Gather every line below where "structured" appears.

Recorded data
* Start *

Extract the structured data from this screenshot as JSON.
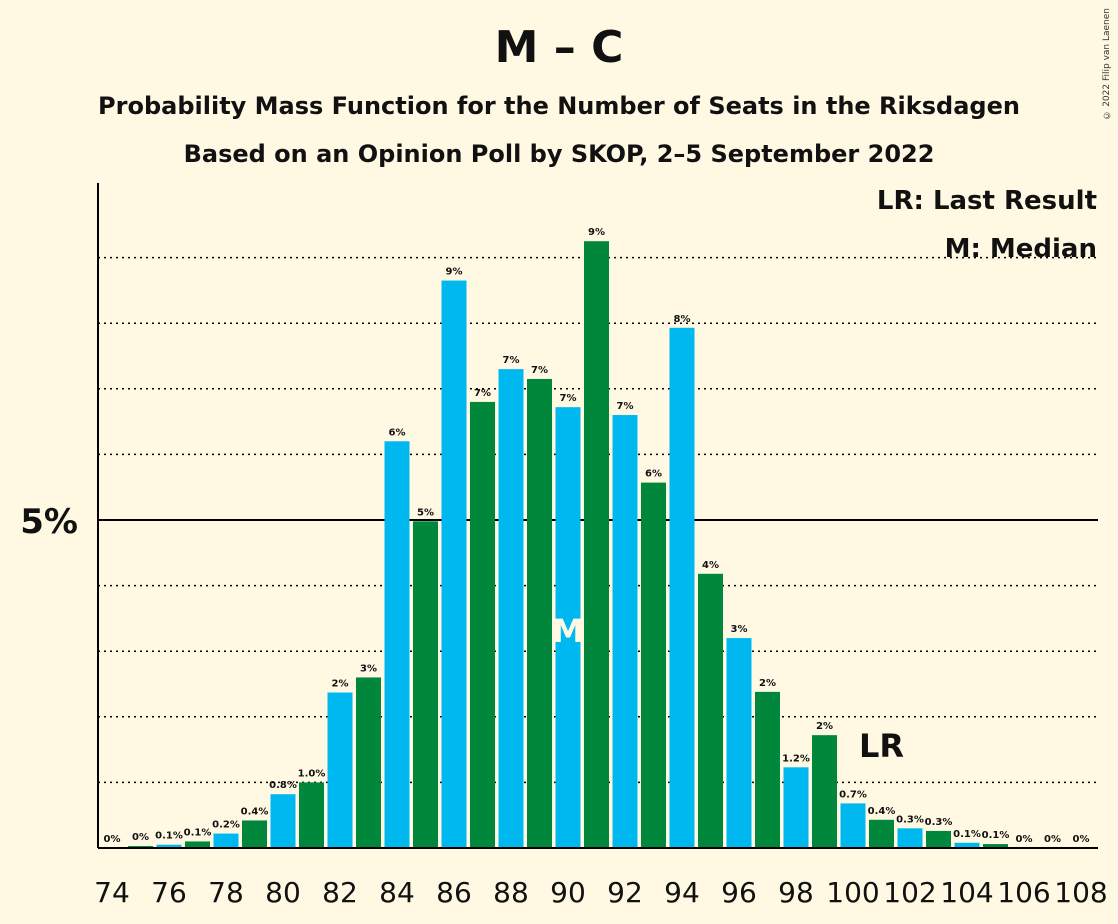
{
  "header": {
    "title": "M – C",
    "subtitle1": "Probability Mass Function for the Number of Seats in the Riksdagen",
    "subtitle2": "Based on an Opinion Poll by SKOP, 2–5 September 2022",
    "copyright": "© 2022 Filip van Laenen"
  },
  "legend": {
    "last_result": "LR: Last Result",
    "median": "M: Median"
  },
  "markers": {
    "median_label": "M",
    "median_seat": 90,
    "last_result_label": "LR",
    "last_result_seat": 101
  },
  "colors": {
    "blue": "#00B8F0",
    "green": "#00873C",
    "background": "#FFF9E3"
  },
  "chart_data": {
    "type": "bar",
    "title": "M – C",
    "ytick_label": "5%",
    "ytick_value": 5,
    "ylim": [
      0,
      10
    ],
    "grid": "dotted horizontal lines every 1%",
    "x_tick_labels": [
      "74",
      "76",
      "78",
      "80",
      "82",
      "84",
      "86",
      "88",
      "90",
      "92",
      "94",
      "96",
      "98",
      "100",
      "102",
      "104",
      "106",
      "108"
    ],
    "seats": [
      74,
      75,
      76,
      77,
      78,
      79,
      80,
      81,
      82,
      83,
      84,
      85,
      86,
      87,
      88,
      89,
      90,
      91,
      92,
      93,
      94,
      95,
      96,
      97,
      98,
      99,
      100,
      101,
      102,
      103,
      104,
      105,
      106,
      107,
      108
    ],
    "values": [
      0.0,
      0.03,
      0.05,
      0.1,
      0.22,
      0.42,
      0.82,
      1.0,
      2.37,
      2.6,
      6.2,
      4.98,
      8.65,
      6.8,
      7.3,
      7.15,
      6.72,
      9.25,
      6.6,
      5.57,
      7.93,
      4.18,
      3.2,
      2.38,
      1.23,
      1.72,
      0.68,
      0.43,
      0.3,
      0.26,
      0.08,
      0.06,
      0.0,
      0.0,
      0.0
    ],
    "labels": [
      "0%",
      "0%",
      "0.1%",
      "0.1%",
      "0.2%",
      "0.4%",
      "0.8%",
      "1.0%",
      "2%",
      "3%",
      "6%",
      "5%",
      "9%",
      "7%",
      "7%",
      "7%",
      "7%",
      "9%",
      "7%",
      "6%",
      "8%",
      "4%",
      "3%",
      "2%",
      "1.2%",
      "2%",
      "0.7%",
      "0.4%",
      "0.3%",
      "0.3%",
      "0.1%",
      "0.1%",
      "0%",
      "0%",
      "0%"
    ]
  }
}
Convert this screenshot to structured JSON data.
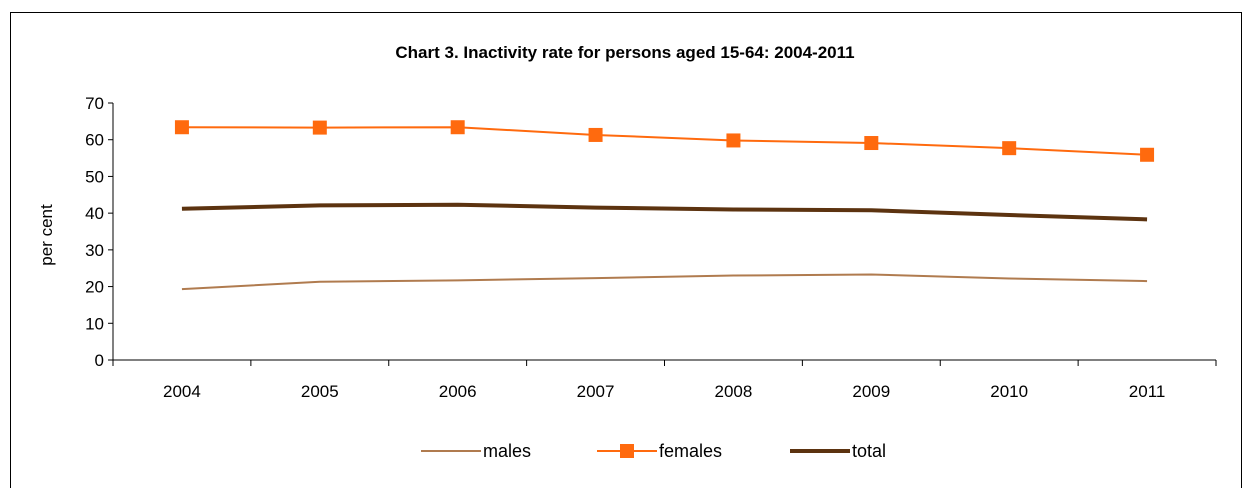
{
  "chart_data": {
    "type": "line",
    "title": "Chart 3. Inactivity rate for persons aged 15-64: 2004-2011",
    "xlabel": "",
    "ylabel": "per cent",
    "categories": [
      "2004",
      "2005",
      "2006",
      "2007",
      "2008",
      "2009",
      "2010",
      "2011"
    ],
    "ylim": [
      0,
      70
    ],
    "yticks": [
      0,
      10,
      20,
      30,
      40,
      50,
      60,
      70
    ],
    "grid": false,
    "legend_position": "bottom",
    "series": [
      {
        "name": "males",
        "color": "#b07b4f",
        "marker": "none",
        "values": [
          19.3,
          21.3,
          21.7,
          22.3,
          23.0,
          23.3,
          22.2,
          21.5
        ]
      },
      {
        "name": "females",
        "color": "#ff6a0e",
        "marker": "square",
        "values": [
          63.4,
          63.3,
          63.4,
          61.3,
          59.8,
          59.1,
          57.7,
          55.9
        ]
      },
      {
        "name": "total",
        "color": "#5c3310",
        "marker": "none",
        "values": [
          41.2,
          42.1,
          42.3,
          41.5,
          41.0,
          40.8,
          39.5,
          38.3
        ]
      }
    ]
  }
}
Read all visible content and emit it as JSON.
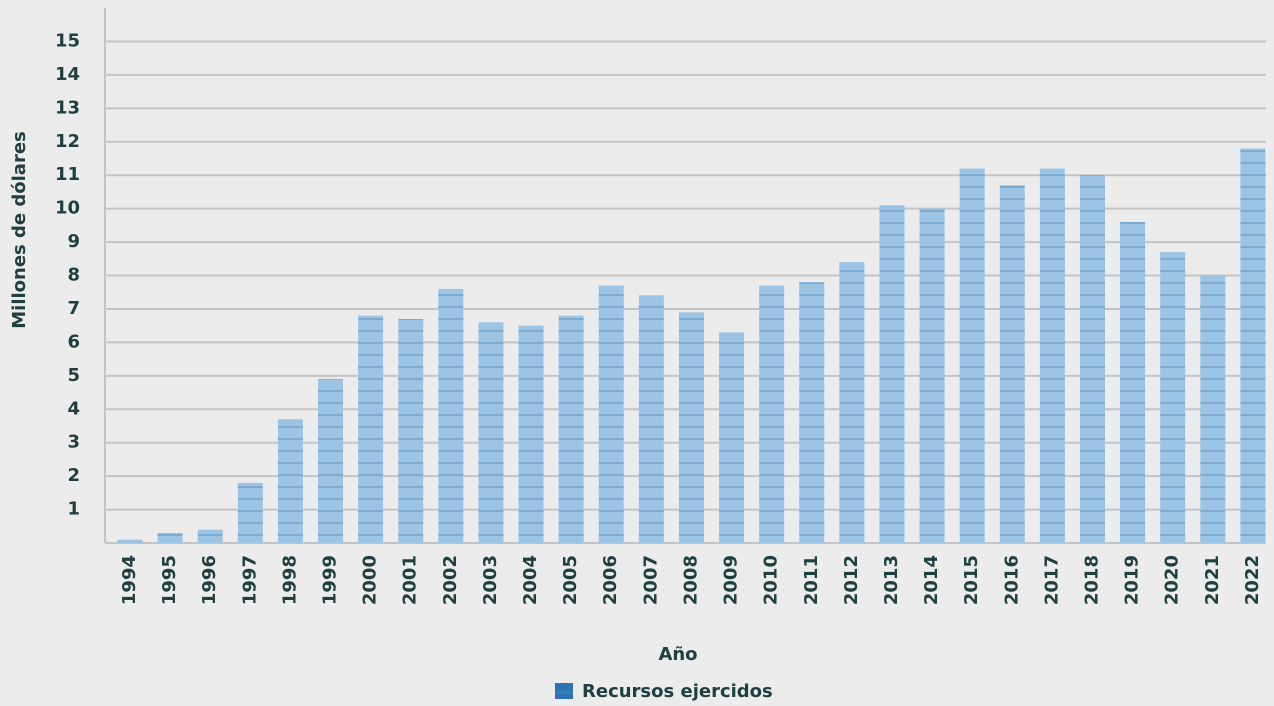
{
  "chart_data": {
    "type": "bar",
    "x_label": "Año",
    "y_label": "Millones de dólares",
    "categories": [
      "1994",
      "1995",
      "1996",
      "1997",
      "1998",
      "1999",
      "2000",
      "2001",
      "2002",
      "2003",
      "2004",
      "2005",
      "2006",
      "2007",
      "2008",
      "2009",
      "2010",
      "2011",
      "2012",
      "2013",
      "2014",
      "2015",
      "2016",
      "2017",
      "2018",
      "2019",
      "2020",
      "2021",
      "2022"
    ],
    "series": [
      {
        "name": "Recursos ejercidos",
        "color": "#2f7fc0",
        "values": [
          0.1,
          0.3,
          0.4,
          1.8,
          3.7,
          4.9,
          6.8,
          6.7,
          7.6,
          6.6,
          6.5,
          6.8,
          7.7,
          7.4,
          6.9,
          6.3,
          7.7,
          7.8,
          8.4,
          10.1,
          10.0,
          11.2,
          10.7,
          11.2,
          11.0,
          9.6,
          8.7,
          8.0,
          11.8
        ]
      }
    ],
    "ylim": [
      0,
      16
    ],
    "yticks": [
      1,
      2,
      3,
      4,
      5,
      6,
      7,
      8,
      9,
      10,
      11,
      12,
      13,
      14,
      15
    ],
    "grid": true,
    "legend": "bottom"
  }
}
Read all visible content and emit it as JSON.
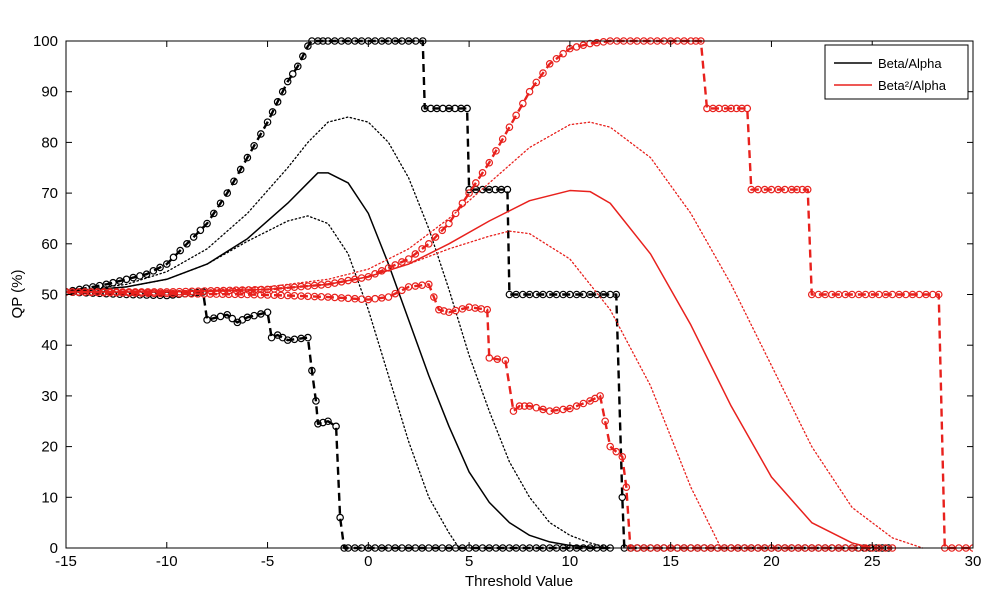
{
  "chart_data": {
    "type": "line",
    "xlabel": "Threshold Value",
    "ylabel": "QP (%)",
    "xlim": [
      -15,
      30
    ],
    "ylim": [
      0,
      100
    ],
    "xticks": [
      -15,
      -10,
      -5,
      0,
      5,
      10,
      15,
      20,
      25,
      30
    ],
    "yticks": [
      0,
      10,
      20,
      30,
      40,
      50,
      60,
      70,
      80,
      90,
      100
    ],
    "grid": false,
    "legend_position": "top-right",
    "legend": [
      {
        "label": "Beta/Alpha",
        "color": "#000000"
      },
      {
        "label": "Beta²/Alpha",
        "color": "#e8211d"
      }
    ],
    "series": [
      {
        "group": "Beta/Alpha",
        "color": "#000000",
        "style": "solid",
        "x": [
          -15,
          -12,
          -10,
          -8,
          -6,
          -4,
          -3,
          -2.5,
          -2,
          -1,
          0,
          1,
          2,
          3,
          4,
          5,
          6,
          7,
          8,
          9,
          10,
          11,
          12
        ],
        "y": [
          50.5,
          51.5,
          53,
          56,
          61,
          68,
          72,
          74,
          74,
          72,
          66,
          56,
          45,
          34,
          24,
          15,
          9,
          5,
          2.5,
          1.2,
          0.5,
          0.2,
          0
        ]
      },
      {
        "group": "Beta/Alpha",
        "color": "#000000",
        "style": "dotted",
        "x": [
          -15,
          -12,
          -10,
          -8,
          -6,
          -4,
          -3,
          -2,
          -1,
          0,
          1,
          2,
          3,
          4,
          5,
          6,
          7,
          8,
          9,
          10,
          11,
          12
        ],
        "y": [
          50.5,
          52,
          54.5,
          59,
          66,
          75,
          80,
          84,
          85,
          84,
          80,
          73,
          63,
          51,
          38,
          27,
          17,
          10,
          5,
          2.5,
          1,
          0
        ]
      },
      {
        "group": "Beta/Alpha",
        "color": "#000000",
        "style": "dotted",
        "x": [
          -15,
          -12,
          -10,
          -8,
          -6,
          -4,
          -3,
          -2,
          -1,
          0,
          1,
          2,
          3,
          4,
          4.5
        ],
        "y": [
          50.5,
          51.5,
          53,
          56,
          60.5,
          64.5,
          65.5,
          64,
          58,
          47,
          34,
          21,
          10,
          3,
          0
        ]
      },
      {
        "group": "Beta/Alpha",
        "color": "#000000",
        "style": "dashed-markers",
        "x": [
          -15,
          -13,
          -11,
          -10,
          -9,
          -8,
          -7,
          -6,
          -5,
          -4.5,
          -4,
          -3.5,
          -3,
          -2.8,
          -2.5,
          -2,
          -1,
          0,
          1,
          2,
          2.7,
          2.8,
          4,
          4.9,
          5,
          6,
          6.9,
          7,
          8,
          9,
          10,
          11,
          12,
          12.3,
          12.6,
          12.7,
          14,
          16,
          18,
          20,
          22,
          24,
          25.8
        ],
        "y": [
          50.5,
          52,
          54,
          56,
          60,
          64,
          70,
          77,
          84,
          88,
          92,
          95,
          99,
          100,
          100,
          100,
          100,
          100,
          100,
          100,
          100,
          86.7,
          86.7,
          86.7,
          70.7,
          70.7,
          70.7,
          50,
          50,
          50,
          50,
          50,
          50,
          50,
          10,
          0,
          0,
          0,
          0,
          0,
          0,
          0,
          0
        ]
      },
      {
        "group": "Beta/Alpha",
        "color": "#000000",
        "style": "dashed-markers",
        "x": [
          -15,
          -12,
          -10,
          -8.2,
          -8,
          -7,
          -6.5,
          -6,
          -5,
          -4.8,
          -4.5,
          -4,
          -3,
          -2.8,
          -2.6,
          -2.5,
          -2,
          -1.6,
          -1.4,
          -1.2,
          -1,
          0,
          2,
          4,
          6,
          8,
          10,
          12
        ],
        "y": [
          50.5,
          50,
          49.8,
          50.5,
          45,
          46,
          44.5,
          45.5,
          46.5,
          41.5,
          42,
          41,
          41.5,
          35,
          29,
          24.5,
          25,
          24,
          6,
          0,
          0,
          0,
          0,
          0,
          0,
          0,
          0,
          0
        ]
      },
      {
        "group": "Beta²/Alpha",
        "color": "#e8211d",
        "style": "solid",
        "x": [
          -15,
          -10,
          -5,
          -2,
          0,
          2,
          4,
          6,
          8,
          10,
          11,
          12,
          14,
          16,
          18,
          20,
          22,
          24,
          25
        ],
        "y": [
          50.5,
          50.5,
          51,
          52,
          53.5,
          56,
          60,
          64.5,
          68.5,
          70.5,
          70.3,
          68,
          58,
          44,
          28,
          14,
          5,
          1,
          0
        ]
      },
      {
        "group": "Beta²/Alpha",
        "color": "#e8211d",
        "style": "dotted",
        "x": [
          -15,
          -10,
          -5,
          -2,
          0,
          2,
          4,
          6,
          8,
          10,
          11,
          12,
          14,
          16,
          18,
          20,
          22,
          24,
          26,
          27.5
        ],
        "y": [
          50.5,
          50.5,
          51.5,
          53,
          55,
          59,
          65,
          72,
          79,
          83.5,
          84,
          83,
          77,
          66,
          52,
          36,
          20,
          8,
          2,
          0
        ]
      },
      {
        "group": "Beta²/Alpha",
        "color": "#e8211d",
        "style": "dotted",
        "x": [
          -15,
          -10,
          -5,
          -2,
          0,
          2,
          4,
          6,
          7,
          8,
          10,
          12,
          14,
          15,
          16,
          17,
          17.5
        ],
        "y": [
          50.5,
          50.5,
          51,
          52,
          53.5,
          56,
          59,
          61.5,
          62.5,
          62,
          57,
          47,
          32,
          22,
          12,
          4,
          0
        ]
      },
      {
        "group": "Beta²/Alpha",
        "color": "#e8211d",
        "style": "dashed-markers",
        "x": [
          -15,
          -10,
          -5,
          -2,
          0,
          2,
          3,
          4,
          5,
          6,
          7,
          8,
          9,
          10,
          11,
          12,
          13,
          14,
          15,
          16,
          16.5,
          16.8,
          18,
          18.8,
          19,
          20,
          21,
          21.8,
          22,
          24,
          26,
          28,
          28.3,
          28.6,
          30
        ],
        "y": [
          50.5,
          50.5,
          51,
          52,
          53.5,
          57,
          60,
          64,
          70,
          76,
          83,
          90,
          95.5,
          98.5,
          99.5,
          100,
          100,
          100,
          100,
          100,
          100,
          86.7,
          86.7,
          86.7,
          70.7,
          70.7,
          70.7,
          70.7,
          50,
          50,
          50,
          50,
          50,
          0,
          0
        ]
      },
      {
        "group": "Beta²/Alpha",
        "color": "#e8211d",
        "style": "dashed-markers",
        "x": [
          -15,
          -10,
          -6,
          -4,
          -2,
          0,
          1,
          2,
          3,
          3.5,
          4,
          5,
          5.9,
          6,
          6.8,
          7.2,
          7.5,
          8,
          9,
          10,
          11,
          11.5,
          12,
          12.6,
          12.8,
          13,
          14,
          16,
          18,
          20,
          22,
          24,
          26
        ],
        "y": [
          50.5,
          50.2,
          50,
          49.8,
          49.5,
          49,
          49.5,
          51.5,
          52,
          47,
          46.5,
          47.5,
          47,
          37.5,
          37,
          27,
          28,
          28,
          27,
          27.5,
          29,
          30,
          20,
          18,
          12,
          0,
          0,
          0,
          0,
          0,
          0,
          0,
          0
        ]
      }
    ]
  }
}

* End *

Task answer:
Extract the structured data from this screenshot as JSON.
Convert this screenshot to structured JSON data.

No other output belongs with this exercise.